• Source records:
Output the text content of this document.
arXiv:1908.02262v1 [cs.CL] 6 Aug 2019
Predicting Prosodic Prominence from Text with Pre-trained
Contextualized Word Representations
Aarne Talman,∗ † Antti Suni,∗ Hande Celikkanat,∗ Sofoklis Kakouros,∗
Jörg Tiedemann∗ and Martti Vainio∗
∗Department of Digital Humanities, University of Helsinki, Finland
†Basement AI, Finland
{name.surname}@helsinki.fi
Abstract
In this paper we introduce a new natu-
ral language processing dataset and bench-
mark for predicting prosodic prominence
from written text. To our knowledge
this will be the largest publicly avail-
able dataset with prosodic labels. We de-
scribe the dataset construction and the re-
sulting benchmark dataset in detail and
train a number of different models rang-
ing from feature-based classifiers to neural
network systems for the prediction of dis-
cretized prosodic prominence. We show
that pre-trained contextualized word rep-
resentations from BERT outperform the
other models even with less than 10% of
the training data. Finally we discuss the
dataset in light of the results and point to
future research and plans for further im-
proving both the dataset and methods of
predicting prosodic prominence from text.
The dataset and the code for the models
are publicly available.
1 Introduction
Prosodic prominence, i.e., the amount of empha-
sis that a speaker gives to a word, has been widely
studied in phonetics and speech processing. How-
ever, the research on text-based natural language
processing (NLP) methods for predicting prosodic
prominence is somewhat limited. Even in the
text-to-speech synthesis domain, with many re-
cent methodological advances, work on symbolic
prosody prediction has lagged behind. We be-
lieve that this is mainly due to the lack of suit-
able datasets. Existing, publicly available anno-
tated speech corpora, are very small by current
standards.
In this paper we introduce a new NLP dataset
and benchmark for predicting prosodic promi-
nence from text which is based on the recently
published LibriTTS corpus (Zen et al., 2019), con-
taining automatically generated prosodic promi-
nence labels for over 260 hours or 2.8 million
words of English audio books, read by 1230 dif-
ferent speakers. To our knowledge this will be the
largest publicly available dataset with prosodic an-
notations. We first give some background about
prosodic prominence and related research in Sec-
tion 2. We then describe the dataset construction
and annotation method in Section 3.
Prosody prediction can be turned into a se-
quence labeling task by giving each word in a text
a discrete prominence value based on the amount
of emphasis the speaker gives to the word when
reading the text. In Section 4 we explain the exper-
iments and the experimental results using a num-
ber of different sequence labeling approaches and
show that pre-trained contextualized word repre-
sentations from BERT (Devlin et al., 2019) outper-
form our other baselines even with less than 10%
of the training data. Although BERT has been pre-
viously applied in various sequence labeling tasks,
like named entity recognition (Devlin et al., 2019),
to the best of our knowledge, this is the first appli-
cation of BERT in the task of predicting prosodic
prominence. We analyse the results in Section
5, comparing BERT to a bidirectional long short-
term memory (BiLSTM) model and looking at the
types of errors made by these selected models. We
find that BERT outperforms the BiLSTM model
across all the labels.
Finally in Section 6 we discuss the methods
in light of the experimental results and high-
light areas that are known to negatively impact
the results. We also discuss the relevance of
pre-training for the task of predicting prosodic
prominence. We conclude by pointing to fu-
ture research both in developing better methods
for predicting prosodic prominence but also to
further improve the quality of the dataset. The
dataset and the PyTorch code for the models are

• Goal of the exercise: Retype every record above exactly as written.

• Exercise output:
Output the text content of this document.
arXiv:1908.02262v1 [cs.CL] 6 Aug 2019
Predicting Prosodic Prominence from Text with Pre-trained
Contextualized Word Representations
Aarne Talman,∗ † Antti Suni,∗ Hande Celikkanat,∗ Sofoklis Kakouros,∗
Jörg Tiedemann∗ and Martti Vainio∗
∗Department of Digital Humanities, University of Helsinki, Finland
†Basement AI, Finland
{name.surname}@helsinki.fi
Abstract
In this paper we introduce a new natu-
ral language processing dataset and bench-
mark for predicting prosodic prominence
from written text. To our knowledge
this will be the largest publicly avail-
able dataset with prosodic labels. We de-
scribe the dataset construction and the re-
sulting benchmark dataset in detail and
train a number of different models rang-
ing from feature-based classifiers to neural
network systems for the prediction of dis-
cretized prosodic prominence. We show
that pre-trained contextualized word rep-
resentations from BERT outperform the
other models even with less than 10% of
the training data. Finally we discuss the
dataset in light of the results and point to
future research and plans for further im-
proving both the dataset and methods of
predicting prosodic prominence from text.
The dataset and the code for the models
are publicly available.
1 Introduction
Prosodic prominence, i.e., the amount of empha-
sis that a speaker gives to a word, has been widely
studied in phonetics and speech processing. How-
ever, the research on text-based natural language
processing (NLP) methods for predicting prosodic
prominence is somewhat limited. Even in the
text-to-speech synthesis domain, with many re-
cent methodological advances, work on symbolic
prosody prediction has lagged behind. We be-
lieve that this is mainly due to the lack of suit-
able datasets. Existing, publicly available anno-
tated speech corpora, are very small by current
standards.
In this paper we introduce a new NLP dataset
and benchmark for predicting prosodic promi-
nence from text which is based on the recently
published LibriTTS corpus (Zen et al., 2019), con-
taining automatically generated prosodic promi-
nence labels for over 260 hours or 2.8 million
words of English audio books, read by 1230 dif-
ferent speakers. To our knowledge this will be the
largest publicly available dataset with prosodic an-
notations. We first give some background about
prosodic prominence and related research in Sec-
tion 2. We then describe the dataset construction
and annotation method in Section 3.
Prosody prediction can be turned into a se-
quence labeling task by giving each word in a text
a discrete prominence value based on the amount
of emphasis the speaker gives to the word when
reading the text. In Section 4 we explain the exper-
iments and the experimental results using a num-
ber of different sequence labeling approaches and
show that pre-trained contextualized word repre-
sentations from BERT (Devlin et al., 2019) outper-
form our other baselines even with less than 10%
of the training data. Although BERT has been pre-
viously applied in various sequence labeling tasks,
like named entity recognition (Devlin et al., 2019),
to the best of our knowledge, this is the first appli-
cation of BERT in the task of predicting prosodic
prominence. We analyse the results in Section
5, comparing BERT to a bidirectional long short-
term memory (BiLSTM) model and looking at the
types of errors made by these selected models. We
find that BERT outperforms the BiLSTM model
across all the labels.
Finally in Section 6 we discuss the methods
in light of the experimental results and high-
light areas that are known to negatively impact
the results. We also discuss the relevance of
pre-training for the task of predicting prosodic
prominence. We conclude by pointing to fu-
ture research both in developing better methods
for predicting prosodic prominence but also to
further improve the quality of the dataset. The
dataset and the PyTorch code for the models are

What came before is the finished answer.